→ Stored data:
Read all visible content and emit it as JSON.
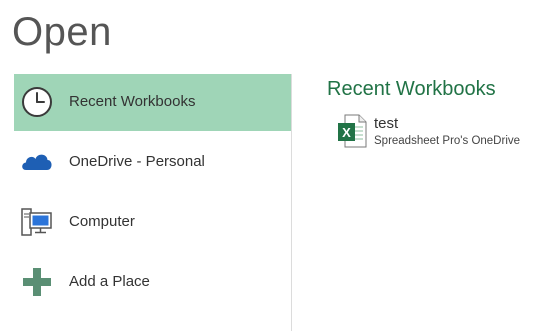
{
  "page": {
    "title": "Open"
  },
  "nav": {
    "items": [
      {
        "label": "Recent Workbooks",
        "icon": "clock-icon",
        "selected": true
      },
      {
        "label": "OneDrive - Personal",
        "icon": "cloud-icon",
        "selected": false
      },
      {
        "label": "Computer",
        "icon": "computer-icon",
        "selected": false
      },
      {
        "label": "Add a Place",
        "icon": "plus-icon",
        "selected": false
      }
    ]
  },
  "recent": {
    "title": "Recent Workbooks",
    "files": [
      {
        "name": "test",
        "location": "Spreadsheet Pro's OneDrive",
        "icon": "excel-file-icon"
      }
    ]
  },
  "colors": {
    "accent": "#217346",
    "selected_bg": "#9fd5b7",
    "cloud": "#1e5fb4",
    "plus": "#5a8f74"
  }
}
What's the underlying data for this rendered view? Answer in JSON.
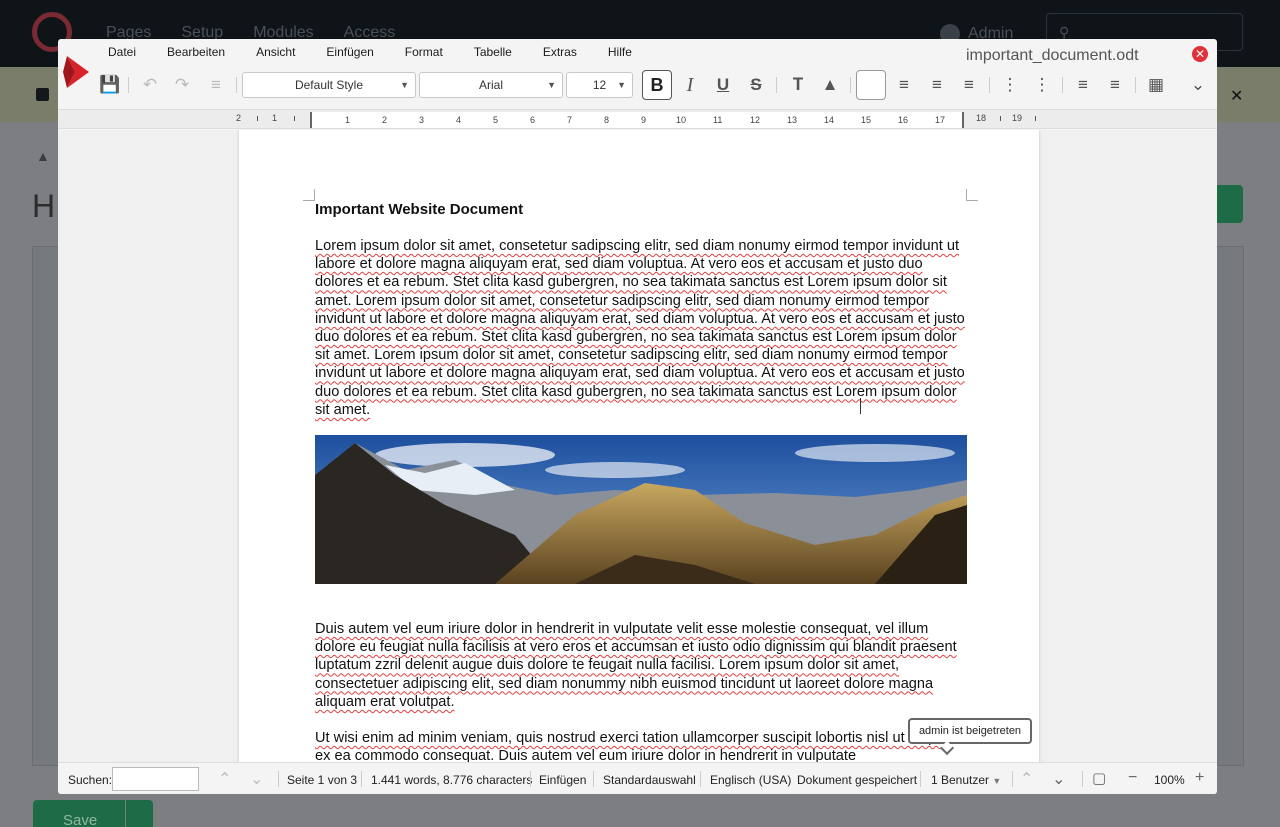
{
  "background": {
    "nav": [
      "Pages",
      "Setup",
      "Modules",
      "Access"
    ],
    "user": "Admin",
    "heading": "H",
    "save_label": "Save"
  },
  "editor": {
    "menu": [
      "Datei",
      "Bearbeiten",
      "Ansicht",
      "Einfügen",
      "Format",
      "Tabelle",
      "Extras",
      "Hilfe"
    ],
    "title": "important_document.odt",
    "paragraph_style": "Default Style",
    "font_name": "Arial",
    "font_size": "12",
    "bold_label": "B",
    "italic_label": "I",
    "underline_label": "U",
    "strike_label": "S",
    "ruler_left": [
      "2",
      "1"
    ],
    "ruler_main": [
      "1",
      "2",
      "3",
      "4",
      "5",
      "6",
      "7",
      "8",
      "9",
      "10",
      "11",
      "12",
      "13",
      "14",
      "15",
      "16",
      "17"
    ],
    "ruler_right": [
      "18",
      "19"
    ]
  },
  "document": {
    "heading": "Important Website Document",
    "paragraph1": "Lorem ipsum dolor sit amet, consetetur sadipscing elitr, sed diam nonumy eirmod tempor invidunt ut labore et dolore magna aliquyam erat, sed diam voluptua. At vero eos et accusam et justo duo dolores et ea rebum. Stet clita kasd gubergren, no sea takimata sanctus est Lorem ipsum dolor sit amet. Lorem ipsum dolor sit amet, consetetur sadipscing elitr, sed diam nonumy eirmod tempor invidunt ut labore et dolore magna aliquyam erat, sed diam voluptua. At vero eos et accusam et justo duo dolores et ea rebum. Stet clita kasd gubergren, no sea takimata sanctus est Lorem ipsum dolor sit amet. Lorem ipsum dolor sit amet, consetetur sadipscing elitr, sed diam nonumy eirmod tempor invidunt ut labore et dolore magna aliquyam erat, sed diam voluptua. At vero eos et accusam et justo duo dolores et ea rebum. Stet clita kasd gubergren, no sea takimata sanctus est Lorem ipsum dolor sit amet.",
    "paragraph2": "Duis autem vel eum iriure dolor in hendrerit in vulputate velit esse molestie consequat, vel illum dolore eu feugiat nulla facilisis at vero eros et accumsan et iusto odio dignissim qui blandit praesent luptatum zzril delenit augue duis dolore te feugait nulla facilisi. Lorem ipsum dolor sit amet, consectetuer adipiscing elit, sed diam nonummy nibh euismod tincidunt ut laoreet dolore magna aliquam erat volutpat.",
    "paragraph3": "Ut wisi enim ad minim veniam, quis nostrud exerci tation ullamcorper suscipit lobortis nisl ut aliquip ex ea commodo consequat. Duis autem vel eum iriure dolor in hendrerit in vulputate"
  },
  "tooltip": "admin ist beigetreten",
  "status": {
    "search_label": "Suchen:",
    "page": "Seite 1 von 3",
    "counts": "1.441 words, 8.776 characters",
    "insert_mode": "Einfügen",
    "selection_mode": "Standardauswahl",
    "language": "Englisch (USA)",
    "save_state": "Dokument gespeichert",
    "users": "1 Benutzer",
    "zoom": "100%"
  }
}
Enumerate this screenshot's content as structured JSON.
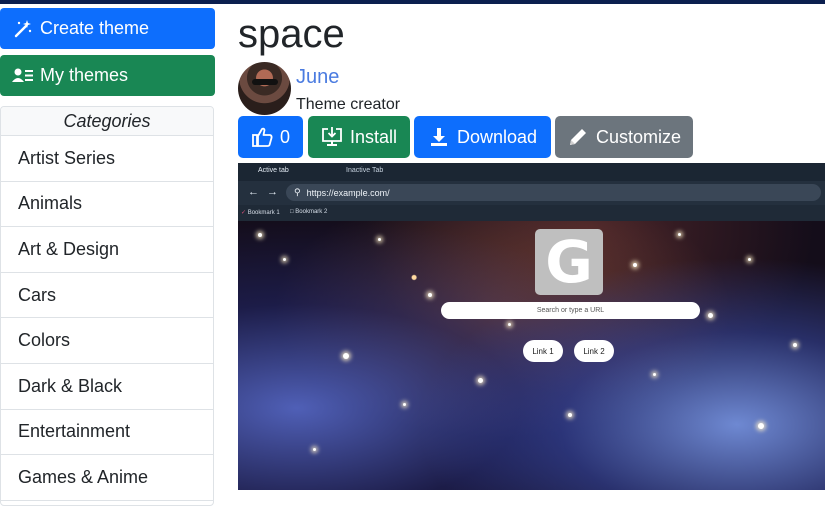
{
  "sidebar": {
    "create_label": "Create theme",
    "my_themes_label": "My themes",
    "categories_heading": "Categories",
    "categories": [
      "Artist Series",
      "Animals",
      "Art & Design",
      "Cars",
      "Colors",
      "Dark & Black",
      "Entertainment",
      "Games & Anime"
    ]
  },
  "theme": {
    "title": "space",
    "author": "June",
    "role": "Theme creator"
  },
  "actions": {
    "like_count": "0",
    "install_label": "Install",
    "download_label": "Download",
    "customize_label": "Customize"
  },
  "preview": {
    "active_tab": "Active tab",
    "inactive_tab": "Inactive Tab",
    "url": "https://example.com/",
    "bookmark1": "Bookmark 1",
    "bookmark2": "Bookmark 2",
    "ntp_logo": "G",
    "search_placeholder": "Search or type a URL",
    "link1": "Link 1",
    "link2": "Link 2"
  },
  "colors": {
    "primary": "#0d6efd",
    "success": "#198754",
    "secondary": "#6c757d",
    "author_link": "#4a7be0"
  },
  "icons": {
    "create": "magic-wand-icon",
    "my_themes": "person-list-icon",
    "like": "thumbs-up-icon",
    "install": "monitor-download-icon",
    "download": "download-icon",
    "customize": "pencil-icon"
  }
}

→ The exercise:
The answer is a single number: how many lines include the word "Duis"?

→ Problem solution:
2